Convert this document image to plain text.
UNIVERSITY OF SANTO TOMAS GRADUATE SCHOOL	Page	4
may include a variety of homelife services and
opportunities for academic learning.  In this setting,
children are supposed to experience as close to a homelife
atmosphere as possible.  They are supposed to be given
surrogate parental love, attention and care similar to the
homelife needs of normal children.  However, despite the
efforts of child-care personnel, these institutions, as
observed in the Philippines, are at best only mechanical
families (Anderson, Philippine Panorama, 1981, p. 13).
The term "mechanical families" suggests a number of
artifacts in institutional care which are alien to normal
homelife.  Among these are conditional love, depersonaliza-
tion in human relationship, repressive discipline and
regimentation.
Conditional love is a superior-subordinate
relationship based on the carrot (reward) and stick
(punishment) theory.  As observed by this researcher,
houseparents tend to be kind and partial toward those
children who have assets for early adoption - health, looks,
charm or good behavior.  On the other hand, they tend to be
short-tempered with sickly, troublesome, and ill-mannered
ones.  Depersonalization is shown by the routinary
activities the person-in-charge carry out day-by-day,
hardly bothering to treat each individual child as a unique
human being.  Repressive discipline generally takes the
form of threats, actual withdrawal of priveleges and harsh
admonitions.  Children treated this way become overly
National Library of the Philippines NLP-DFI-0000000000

____

### TASK GOAL
Using the listing above, gather each line that holds the string "families" and copy it.

### RESULT OF THIS TASK
families (Anderson, Philippine Panorama, 1981, p. 13).
The term "mechanical families" suggests a number of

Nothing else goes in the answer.